TASK BRIEF – The records that follow are to be repeated without alteration.

MATERIAL FOR THIS EXERCISE –
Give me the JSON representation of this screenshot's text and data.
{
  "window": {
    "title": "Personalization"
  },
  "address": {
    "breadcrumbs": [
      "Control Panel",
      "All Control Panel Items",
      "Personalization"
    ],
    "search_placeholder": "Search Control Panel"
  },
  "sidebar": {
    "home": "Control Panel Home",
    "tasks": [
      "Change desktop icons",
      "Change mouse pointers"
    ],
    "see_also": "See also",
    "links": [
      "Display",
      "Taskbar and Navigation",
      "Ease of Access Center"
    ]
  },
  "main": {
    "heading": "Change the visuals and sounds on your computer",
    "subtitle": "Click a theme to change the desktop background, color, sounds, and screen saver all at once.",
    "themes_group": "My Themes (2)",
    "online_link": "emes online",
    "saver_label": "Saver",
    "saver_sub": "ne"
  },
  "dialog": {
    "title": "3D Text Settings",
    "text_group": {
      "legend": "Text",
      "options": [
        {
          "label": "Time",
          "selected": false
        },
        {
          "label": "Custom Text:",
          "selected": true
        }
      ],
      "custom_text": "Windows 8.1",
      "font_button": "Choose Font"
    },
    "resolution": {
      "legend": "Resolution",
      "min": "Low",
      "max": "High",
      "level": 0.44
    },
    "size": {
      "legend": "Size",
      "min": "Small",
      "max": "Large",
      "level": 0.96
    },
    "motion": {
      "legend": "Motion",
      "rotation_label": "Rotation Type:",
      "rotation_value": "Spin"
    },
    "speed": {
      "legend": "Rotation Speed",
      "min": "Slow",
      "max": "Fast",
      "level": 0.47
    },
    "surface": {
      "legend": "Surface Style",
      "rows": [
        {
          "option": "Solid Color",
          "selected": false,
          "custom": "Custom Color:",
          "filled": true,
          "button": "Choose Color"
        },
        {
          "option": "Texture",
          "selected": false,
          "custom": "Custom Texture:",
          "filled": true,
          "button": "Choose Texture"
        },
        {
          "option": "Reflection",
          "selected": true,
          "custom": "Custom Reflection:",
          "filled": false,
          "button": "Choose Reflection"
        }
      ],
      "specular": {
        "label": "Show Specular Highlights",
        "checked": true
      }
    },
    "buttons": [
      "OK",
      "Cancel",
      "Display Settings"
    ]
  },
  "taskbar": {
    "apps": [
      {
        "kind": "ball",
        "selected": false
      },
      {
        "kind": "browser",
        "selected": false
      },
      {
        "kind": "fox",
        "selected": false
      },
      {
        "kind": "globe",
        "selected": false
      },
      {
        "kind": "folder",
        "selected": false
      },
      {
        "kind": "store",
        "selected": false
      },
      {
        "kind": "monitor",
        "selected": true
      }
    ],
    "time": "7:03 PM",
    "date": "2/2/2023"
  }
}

REPLY –
Give me the JSON representation of this screenshot's text and data.
{
  "window": {
    "title": "Personalization"
  },
  "address": {
    "breadcrumbs": [
      "Control Panel",
      "All Control Panel Items",
      "Personalization"
    ],
    "search_placeholder": "Search Control Panel"
  },
  "sidebar": {
    "home": "Control Panel Home",
    "tasks": [
      "Change desktop icons",
      "Change mouse pointers"
    ],
    "see_also": "See also",
    "links": [
      "Display",
      "Taskbar and Navigation",
      "Ease of Access Center"
    ]
  },
  "main": {
    "heading": "Change the visuals and sounds on your computer",
    "subtitle": "Click a theme to change the desktop background, color, sounds, and screen saver all at once.",
    "themes_group": "My Themes (2)",
    "online_link": "emes online",
    "saver_label": "Saver",
    "saver_sub": "ne"
  },
  "dialog": {
    "title": "3D Text Settings",
    "text_group": {
      "legend": "Text",
      "options": [
        {
          "label": "Time",
          "selected": false
        },
        {
          "label": "Custom Text:",
          "selected": true
        }
      ],
      "custom_text": "Windows 8.1",
      "font_button": "Choose Font"
    },
    "resolution": {
      "legend": "Resolution",
      "min": "Low",
      "max": "High",
      "level": 0.44
    },
    "size": {
      "legend": "Size",
      "min": "Small",
      "max": "Large",
      "level": 0.96
    },
    "motion": {
      "legend": "Motion",
      "rotation_label": "Rotation Type:",
      "rotation_value": "Spin"
    },
    "speed": {
      "legend": "Rotation Speed",
      "min": "Slow",
      "max": "Fast",
      "level": 0.47
    },
    "surface": {
      "legend": "Surface Style",
      "rows": [
        {
          "option": "Solid Color",
          "selected": false,
          "custom": "Custom Color:",
          "filled": true,
          "button": "Choose Color"
        },
        {
          "option": "Texture",
          "selected": false,
          "custom": "Custom Texture:",
          "filled": true,
          "button": "Choose Texture"
        },
        {
          "option": "Reflection",
          "selected": true,
          "custom": "Custom Reflection:",
          "filled": false,
          "button": "Choose Reflection"
        }
      ],
      "specular": {
        "label": "Show Specular Highlights",
        "checked": true
      }
    },
    "buttons": [
      "OK",
      "Cancel",
      "Display Settings"
    ]
  },
  "taskbar": {
    "apps": [
      {
        "kind": "ball",
        "selected": false
      },
      {
        "kind": "browser",
        "selected": false
      },
      {
        "kind": "fox",
        "selected": false
      },
      {
        "kind": "globe",
        "selected": false
      },
      {
        "kind": "folder",
        "selected": false
      },
      {
        "kind": "store",
        "selected": false
      },
      {
        "kind": "monitor",
        "selected": true
      }
    ],
    "time": "7:03 PM",
    "date": "2/2/2023"
  }
}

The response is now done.